***** INPUT *****

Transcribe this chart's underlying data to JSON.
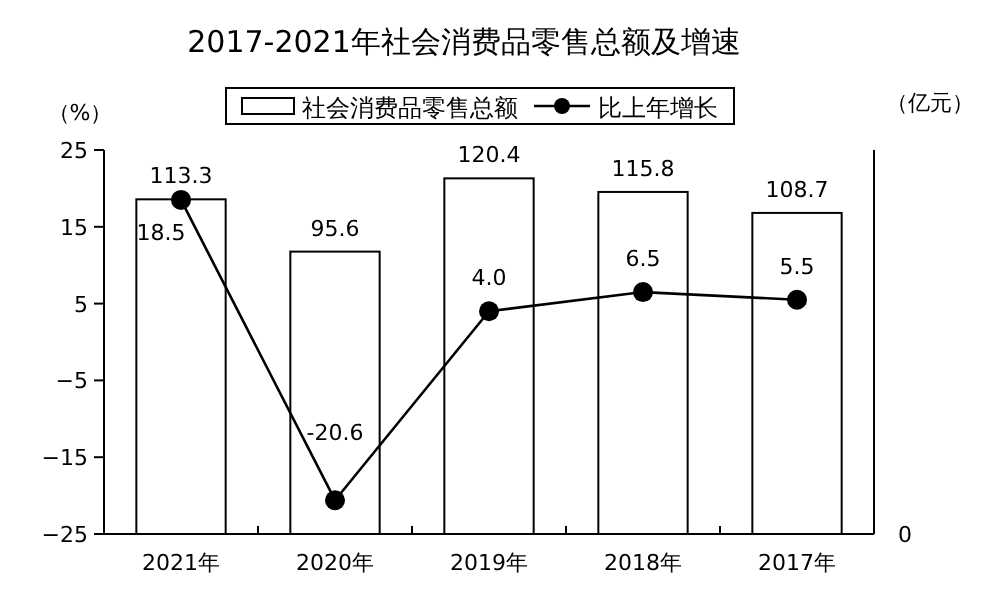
{
  "chart_data": {
    "type": "bar",
    "title": "2017-2021年社会消费品零售总额及增速",
    "ylabel": "（%）",
    "y2label": "（亿元）",
    "categories": [
      "2021年",
      "2020年",
      "2019年",
      "2018年",
      "2017年"
    ],
    "series": [
      {
        "name": "社会消费品零售总额",
        "color": "#ffffff",
        "axis": "y2",
        "values": [
          113.3,
          95.6,
          120.4,
          115.8,
          108.7
        ],
        "value_labels": [
          "113.3",
          "95.6",
          "120.4",
          "115.8",
          "108.7"
        ]
      },
      {
        "name": "比上年增长",
        "type": "line",
        "color": "#000000",
        "axis": "y",
        "values": [
          18.5,
          -20.6,
          4.0,
          6.5,
          5.5
        ],
        "value_labels": [
          "18.5",
          "-20.6",
          "4.0",
          "6.5",
          "5.5"
        ]
      }
    ],
    "ylim": [
      -25,
      25
    ],
    "yticks": [
      -25,
      -15,
      -5,
      5,
      15,
      25
    ],
    "y2lim": [
      0,
      130
    ],
    "annotations": [
      "0"
    ],
    "legend": "top",
    "marker": "circle",
    "grid": false
  }
}
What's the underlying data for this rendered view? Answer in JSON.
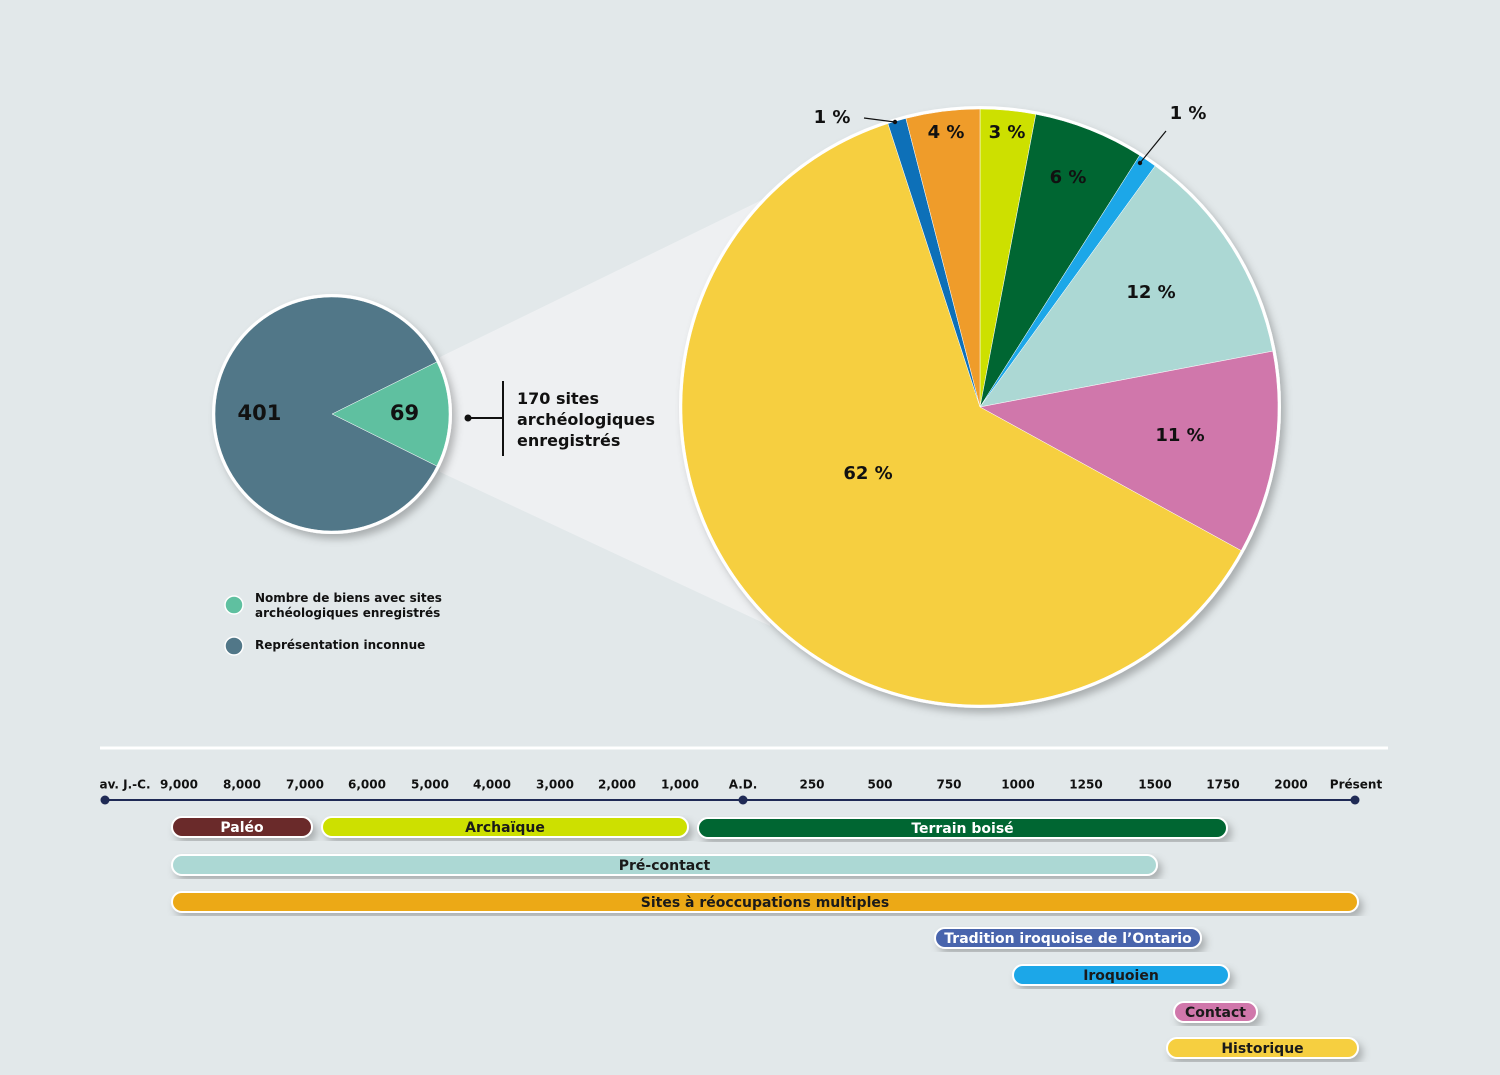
{
  "chart_data": [
    {
      "type": "pie",
      "categories": [
        "Nombre de biens avec sites archéologiques enregistrés",
        "Représentation inconnue"
      ],
      "values": [
        69,
        401
      ],
      "colors": [
        "#5fc0a0",
        "#517788"
      ],
      "annotation": "170 sites archéologiques enregistrés"
    },
    {
      "type": "pie",
      "values": [
        3,
        6,
        1,
        12,
        11,
        62,
        1,
        4
      ],
      "value_labels": [
        "3 %",
        "6 %",
        "1 %",
        "12 %",
        "11 %",
        "62 %",
        "1 %",
        "4 %"
      ],
      "colors": [
        "#cde000",
        "#006633",
        "#1aa7e8",
        "#acd8d4",
        "#d077ab",
        "#f6cf41",
        "#0e6fb8",
        "#ef9c2a"
      ]
    }
  ],
  "timeline": {
    "ticks": [
      "av. J.-C.",
      "9,000",
      "8,000",
      "7,000",
      "6,000",
      "5,000",
      "4,000",
      "3,000",
      "2,000",
      "1,000",
      "A.D.",
      "250",
      "500",
      "750",
      "1000",
      "1250",
      "1500",
      "1750",
      "2000",
      "Présent"
    ],
    "bars": [
      {
        "label": "Paléo",
        "color": "#6b2a2a"
      },
      {
        "label": "Archaïque",
        "color": "#cde000"
      },
      {
        "label": "Terrain boisé",
        "color": "#006633"
      },
      {
        "label": "Pré-contact",
        "color": "#acd8d4"
      },
      {
        "label": "Sites à réoccupations multiples",
        "color": "#eca912"
      },
      {
        "label": "Tradition iroquoise de l’Ontario",
        "color": "#4a65ad"
      },
      {
        "label": "Iroquoien",
        "color": "#1aa7e8"
      },
      {
        "label": "Contact",
        "color": "#d077ab"
      },
      {
        "label": "Historique",
        "color": "#f6cf41"
      }
    ]
  }
}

*****

[EXERCISE REQUIREMENTS] Where a line in the material above holds "JSON", copy that line.

[WORKED SOLUTION]
Transcribe this chart's underlying data to JSON.
What's the underlying data for this rendered view? Answer in JSON.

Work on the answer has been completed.